_PAGE EXCERPT:_
Mujlad is a city in West Kurdufan State in the west of Sudan. It is the center town of the Misseriya tribe, sometimes also transliterated as "Messeria" tribe.

In the late seventies, early eighties, Muglad was used as a staging area for oilfield operations, mainly by California-based Chevron, due to its location within the Muglad Basin. At the Muglad airport , air operations were conducted in DC-3, Convair and also leased Hercules from Transamerica to link the PP West with the capital Khartoum, for personnel transportation and materials, goods, supplies and fuel.  Twin-otter DHC-6s were used for single-pilot flights to the drilling-rig wellsites at jungle / desert sites, and the STOL characteristics were put the test at every mission. In these pre-GPS days, navigation was aided by the Omega-VLF system receivers mounted on the DHC-6.

_WHAT TO WORK ON:_
**1)** Answer these questions from the passage about the Sudanese city:
(a) In which state is the city located?
(b) Which company mainly used the city as a staging area for oilfield operations?
(c) What system aided navigation before GPS?
**2)** Translate this sentence from the passage about the Sudanese city into Spanish: "In these pre-GPS days, navigation was aided by the Omega-VLF system receivers mounted on the DHC-6."
**3)** Continue the passage about the Sudanese city from its last sentence.

Box annotation data:
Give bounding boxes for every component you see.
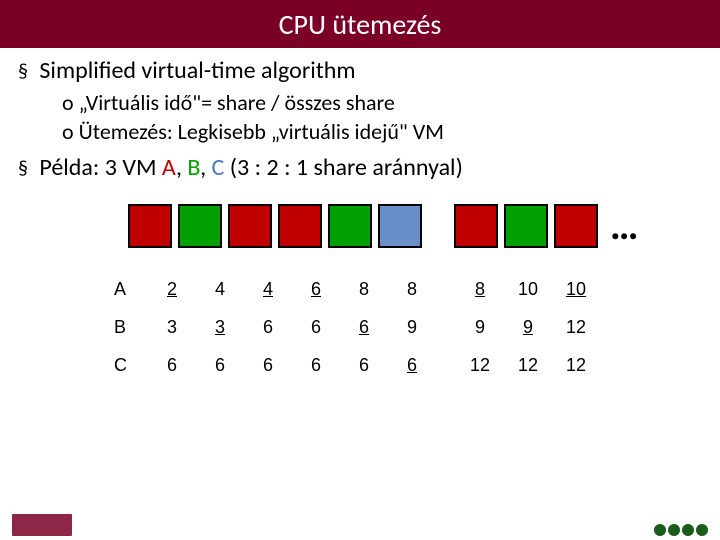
table-cell: 6: [244, 346, 292, 384]
slide-title: CPU ütemezés: [279, 7, 442, 42]
row-label: A: [114, 270, 148, 308]
table-cell: 2: [148, 270, 196, 308]
table-cell: 4: [196, 270, 244, 308]
table-cell: 12: [552, 308, 600, 346]
schedule-square-c: [378, 204, 422, 248]
vm-c-label: C: [212, 153, 225, 182]
university-logo: [12, 514, 72, 536]
schedule-squares: …: [128, 204, 702, 248]
table-cell: 8: [388, 270, 436, 308]
table-cell: 6: [388, 346, 436, 384]
example-prefix: 3 VM: [105, 153, 162, 182]
table-cell: 12: [456, 346, 504, 384]
comma-1: ,: [176, 153, 187, 182]
slide-content: Simplified virtual-time algorithm „Virtu…: [0, 48, 720, 384]
example-suffix: (3 : 2 : 1 share aránnyal): [224, 153, 463, 182]
bullet-scheduling: Ütemezés: Legkisebb „virtuális idejű" VM: [62, 118, 702, 145]
row-label: B: [114, 308, 148, 346]
comma-2: ,: [200, 153, 211, 182]
table-cell: 8: [340, 270, 388, 308]
table-cell: 6: [244, 308, 292, 346]
table-cell: 9: [504, 308, 552, 346]
schedule-square-a: [554, 204, 598, 248]
virtual-time-table: A24468881010B3366699912C666666121212: [114, 270, 600, 384]
table-gap: [436, 346, 456, 384]
schedule-square-a: [128, 204, 172, 248]
row-label: C: [114, 346, 148, 384]
schedule-square-a: [278, 204, 322, 248]
table-cell: 3: [196, 308, 244, 346]
schedule-square-a: [454, 204, 498, 248]
table-cell: 9: [456, 308, 504, 346]
schedule-square-b: [504, 204, 548, 248]
table-cell: 6: [340, 308, 388, 346]
heading-algorithm: Simplified virtual-time algorithm: [18, 56, 702, 85]
table-cell: 6: [292, 346, 340, 384]
vm-b-label: B: [187, 153, 200, 182]
table-row: B3366699912: [114, 308, 600, 346]
table-cell: 12: [552, 346, 600, 384]
table-cell: 9: [388, 308, 436, 346]
table-cell: 3: [148, 308, 196, 346]
bullet-virtual-time: „Virtuális idő"= share / összes share: [62, 89, 702, 116]
table-cell: 6: [196, 346, 244, 384]
table-cell: 6: [292, 308, 340, 346]
table-cell: 6: [148, 346, 196, 384]
table-cell: 6: [292, 270, 340, 308]
table-cell: 6: [340, 346, 388, 384]
vm-a-label: A: [162, 153, 176, 182]
schedule-square-b: [328, 204, 372, 248]
table-cell: 10: [504, 270, 552, 308]
schedule-square-b: [178, 204, 222, 248]
slide-footer: [0, 512, 720, 540]
slide-title-bar: CPU ütemezés: [0, 0, 720, 48]
table-cell: 10: [552, 270, 600, 308]
heading-algorithm-text: Simplified virtual-time algorithm: [39, 56, 355, 85]
table-cell: 4: [244, 270, 292, 308]
table-gap: [436, 308, 456, 346]
schedule-square-a: [228, 204, 272, 248]
ellipsis-icon: …: [610, 204, 638, 248]
table-cell: 12: [504, 346, 552, 384]
table-row: A24468881010: [114, 270, 600, 308]
table-row: C666666121212: [114, 346, 600, 384]
example-label: Példa:: [39, 153, 99, 182]
heading-example: Példa: 3 VM A, B, C (3 : 2 : 1 share ará…: [18, 153, 702, 182]
footer-dots-icon: [654, 524, 708, 536]
table-gap: [436, 270, 456, 308]
table-cell: 8: [456, 270, 504, 308]
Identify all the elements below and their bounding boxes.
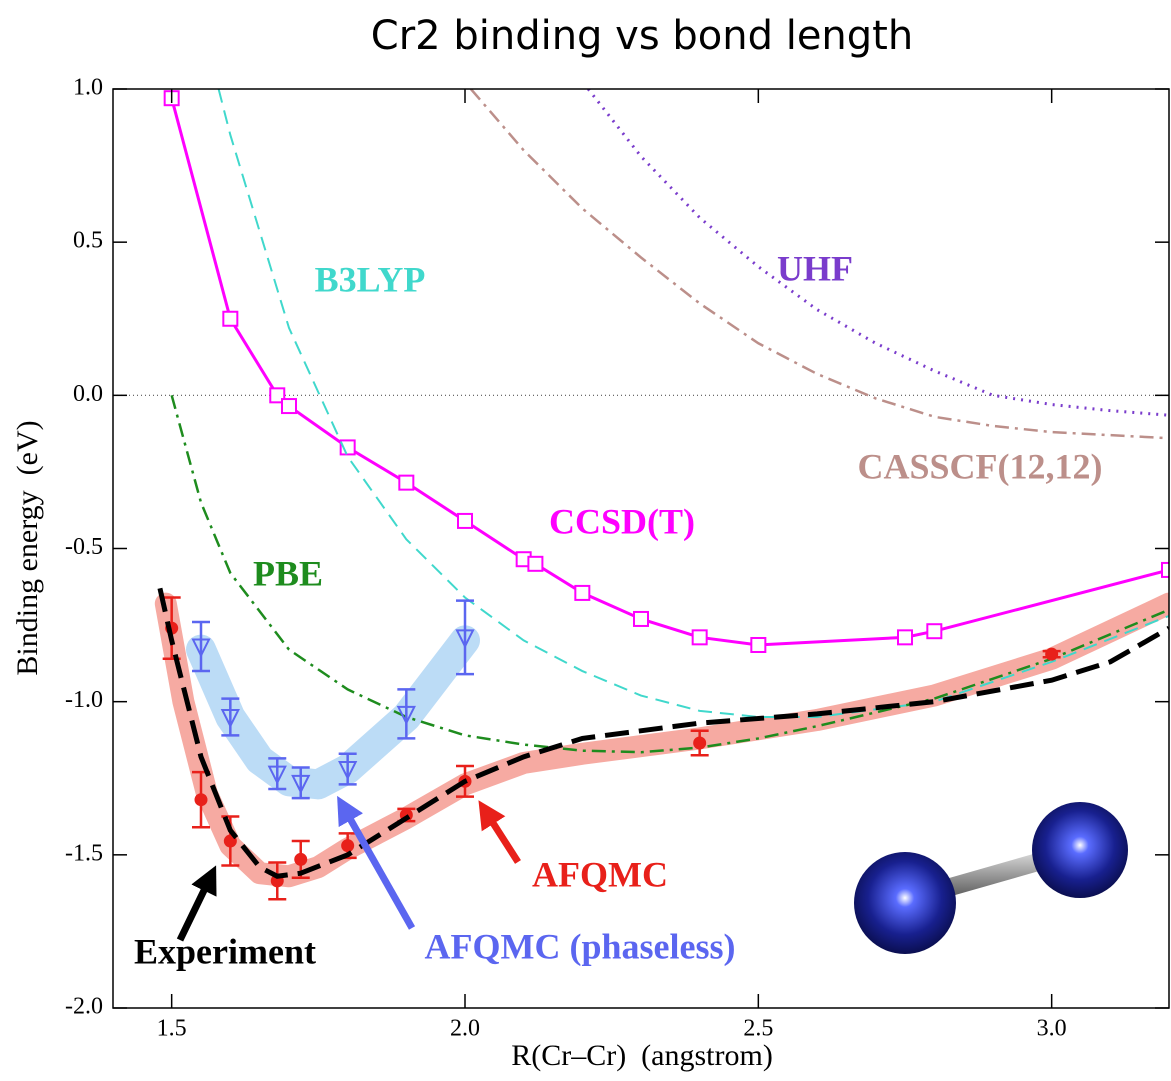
molecule-icon (854, 802, 1128, 954)
fit-band (154, 592, 1169, 888)
x-tick-label: 2.5 (743, 1016, 773, 1042)
series-line (217, 89, 1169, 718)
y-tick-label: -1.0 (65, 687, 103, 713)
error-bar (456, 599, 474, 676)
series-label: Experiment (134, 931, 316, 971)
plot-frame (112, 88, 1170, 1009)
series-label: UHF (777, 248, 853, 288)
y-tick-label: -2.0 (65, 994, 103, 1020)
error-bar (397, 688, 416, 740)
marker (267, 765, 287, 785)
x-tick-label: 1.5 (157, 1016, 187, 1042)
series-line (587, 89, 1169, 417)
marker (1045, 647, 1059, 661)
y-tick-label: -1.5 (65, 840, 103, 866)
y-axis-title: Binding energy (eV) (11, 420, 44, 675)
arrow (176, 865, 217, 942)
marker (291, 774, 311, 795)
error-bar (221, 697, 240, 737)
marker (693, 736, 707, 750)
marker (750, 636, 767, 653)
marker (281, 398, 297, 415)
marker (341, 839, 355, 853)
marker (574, 584, 591, 601)
arrow (337, 795, 416, 930)
y-tick-label: 1.0 (73, 75, 103, 101)
marker (398, 474, 415, 491)
x-tick-label: 2.0 (450, 1016, 480, 1042)
series-label: AFQMC (532, 854, 668, 894)
series-label: B3LYP (315, 259, 426, 299)
series-label: PBE (253, 553, 323, 593)
series-label: CASSCF(12,12) (857, 446, 1102, 486)
x-axis-title: R(Cr–Cr) (angstrom) (511, 1039, 773, 1072)
marker (455, 629, 475, 649)
atom (1032, 802, 1128, 898)
marker (220, 708, 240, 729)
marker (338, 761, 358, 781)
x-tick-label: 3.0 (1037, 1016, 1067, 1042)
y-tick-label: -0.5 (65, 534, 103, 560)
marker (222, 310, 239, 327)
error-bar (192, 620, 210, 673)
arrow (478, 800, 521, 864)
series-line (469, 89, 1169, 440)
series-line (170, 395, 1169, 754)
y-tick-label: 0.0 (73, 381, 103, 407)
marker (926, 623, 943, 640)
y-tick-label: 0.5 (73, 228, 103, 254)
arrows (176, 795, 521, 942)
marker (294, 852, 308, 866)
marker (457, 512, 473, 529)
fit-band (186, 625, 480, 800)
marker (194, 793, 208, 807)
series-line (157, 587, 1169, 879)
series-label: CCSD(T) (549, 501, 695, 541)
marker (396, 705, 416, 726)
series-label: AFQMC (phaseless) (425, 926, 736, 966)
marker (691, 629, 708, 646)
marker (269, 387, 286, 404)
atom (854, 852, 956, 954)
plot-area (113, 89, 1169, 901)
axes: -2.0 -1.5 -1.0 -0.5 0.0 0.5 1.0 1.5 2.0 2.5 3.0 (65, 75, 1169, 1042)
marker (633, 610, 649, 627)
marker (897, 629, 913, 646)
marker (527, 555, 544, 572)
chart-title: Cr2 binding vs bond length (371, 13, 913, 59)
marker (1161, 561, 1169, 578)
marker (191, 638, 211, 658)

_EXPECTED OUTPUTS:_
**1)**
(a) West Kurdufan State
(b) California-based Chevron
(c) The Omega-VLF system, with receivers mounted on the DHC-6

**2)** En aquellos días anteriores al GPS, la navegación se apoyaba en los receptores del sistema Omega-VLF montados en el DHC-6.

**3)**
Transport 

It is served by a railway station on the Waw branch of Sudan Railways.

It is the junction for a branch line to the oil fields at Abu Jabra.

In late 70's and early 80's, the Muglad airfield was very active owing to the Chevron Aviation department operations to support oil exploration logistics. The type of aircraft included Twin Otter DHC6, DC3, Convair and Hercules.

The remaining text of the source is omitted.